# [BRIEF]
In your copy, reproduce the entries exactly as they are, minus the images.

(Part of a data file)
* begin *
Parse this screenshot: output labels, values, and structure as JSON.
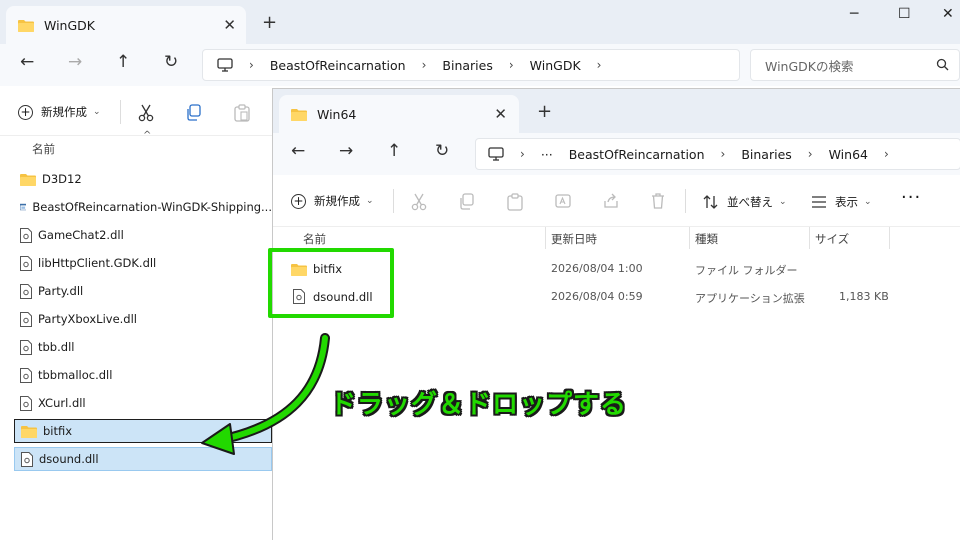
{
  "back_window": {
    "tab_title": "WinGDK",
    "tab_close": "✕",
    "new_tab": "+",
    "window_controls": {
      "minimize": "─",
      "maximize": "☐",
      "close": "✕"
    },
    "breadcrumb": [
      "BeastOfReincarnation",
      "Binaries",
      "WinGDK"
    ],
    "search_placeholder": "WinGDKの検索",
    "new_button_label": "新規作成",
    "column_name": "名前",
    "files": [
      {
        "name": "D3D12",
        "icon": "folder-icon"
      },
      {
        "name": "BeastOfReincarnation-WinGDK-Shipping...",
        "icon": "exe-icon"
      },
      {
        "name": "GameChat2.dll",
        "icon": "dll-icon"
      },
      {
        "name": "libHttpClient.GDK.dll",
        "icon": "dll-icon"
      },
      {
        "name": "Party.dll",
        "icon": "dll-icon"
      },
      {
        "name": "PartyXboxLive.dll",
        "icon": "dll-icon"
      },
      {
        "name": "tbb.dll",
        "icon": "dll-icon"
      },
      {
        "name": "tbbmalloc.dll",
        "icon": "dll-icon"
      },
      {
        "name": "XCurl.dll",
        "icon": "dll-icon"
      },
      {
        "name": "bitfix",
        "icon": "folder-icon"
      },
      {
        "name": "dsound.dll",
        "icon": "dll-icon"
      }
    ]
  },
  "front_window": {
    "tab_title": "Win64",
    "tab_close": "✕",
    "new_tab": "+",
    "breadcrumb_ellipsis": "···",
    "breadcrumb": [
      "BeastOfReincarnation",
      "Binaries",
      "Win64"
    ],
    "new_button_label": "新規作成",
    "sort_label": "並べ替え",
    "view_label": "表示",
    "more_label": "···",
    "columns": {
      "name": "名前",
      "modified": "更新日時",
      "type": "種類",
      "size": "サイズ"
    },
    "rows": [
      {
        "name": "bitfix",
        "modified": "2026/08/04 1:00",
        "type": "ファイル フォルダー",
        "size": "",
        "icon": "folder-icon"
      },
      {
        "name": "dsound.dll",
        "modified": "2026/08/04 0:59",
        "type": "アプリケーション拡張",
        "size": "1,183 KB",
        "icon": "dll-icon"
      }
    ]
  },
  "annotation": {
    "label": "ドラッグ＆ドロップする",
    "color": "#22d900"
  },
  "colors": {
    "accent_green": "#22d900",
    "folder_yellow": "#f6c343",
    "selection_blue": "#cce4f7"
  }
}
* end *
# [RESPONSE BELOW]
Parse this screenshot: output labels, values, and structure as JSON.
{
  "back_window": {
    "tab_title": "WinGDK",
    "tab_close": "✕",
    "new_tab": "+",
    "window_controls": {
      "minimize": "─",
      "maximize": "☐",
      "close": "✕"
    },
    "breadcrumb": [
      "BeastOfReincarnation",
      "Binaries",
      "WinGDK"
    ],
    "search_placeholder": "WinGDKの検索",
    "new_button_label": "新規作成",
    "column_name": "名前",
    "files": [
      {
        "name": "D3D12",
        "icon": "folder-icon"
      },
      {
        "name": "BeastOfReincarnation-WinGDK-Shipping...",
        "icon": "exe-icon"
      },
      {
        "name": "GameChat2.dll",
        "icon": "dll-icon"
      },
      {
        "name": "libHttpClient.GDK.dll",
        "icon": "dll-icon"
      },
      {
        "name": "Party.dll",
        "icon": "dll-icon"
      },
      {
        "name": "PartyXboxLive.dll",
        "icon": "dll-icon"
      },
      {
        "name": "tbb.dll",
        "icon": "dll-icon"
      },
      {
        "name": "tbbmalloc.dll",
        "icon": "dll-icon"
      },
      {
        "name": "XCurl.dll",
        "icon": "dll-icon"
      },
      {
        "name": "bitfix",
        "icon": "folder-icon"
      },
      {
        "name": "dsound.dll",
        "icon": "dll-icon"
      }
    ]
  },
  "front_window": {
    "tab_title": "Win64",
    "tab_close": "✕",
    "new_tab": "+",
    "breadcrumb_ellipsis": "···",
    "breadcrumb": [
      "BeastOfReincarnation",
      "Binaries",
      "Win64"
    ],
    "new_button_label": "新規作成",
    "sort_label": "並べ替え",
    "view_label": "表示",
    "more_label": "···",
    "columns": {
      "name": "名前",
      "modified": "更新日時",
      "type": "種類",
      "size": "サイズ"
    },
    "rows": [
      {
        "name": "bitfix",
        "modified": "2026/08/04 1:00",
        "type": "ファイル フォルダー",
        "size": "",
        "icon": "folder-icon"
      },
      {
        "name": "dsound.dll",
        "modified": "2026/08/04 0:59",
        "type": "アプリケーション拡張",
        "size": "1,183 KB",
        "icon": "dll-icon"
      }
    ]
  },
  "annotation": {
    "label": "ドラッグ＆ドロップする",
    "color": "#22d900"
  },
  "colors": {
    "accent_green": "#22d900",
    "folder_yellow": "#f6c343",
    "selection_blue": "#cce4f7"
  }
}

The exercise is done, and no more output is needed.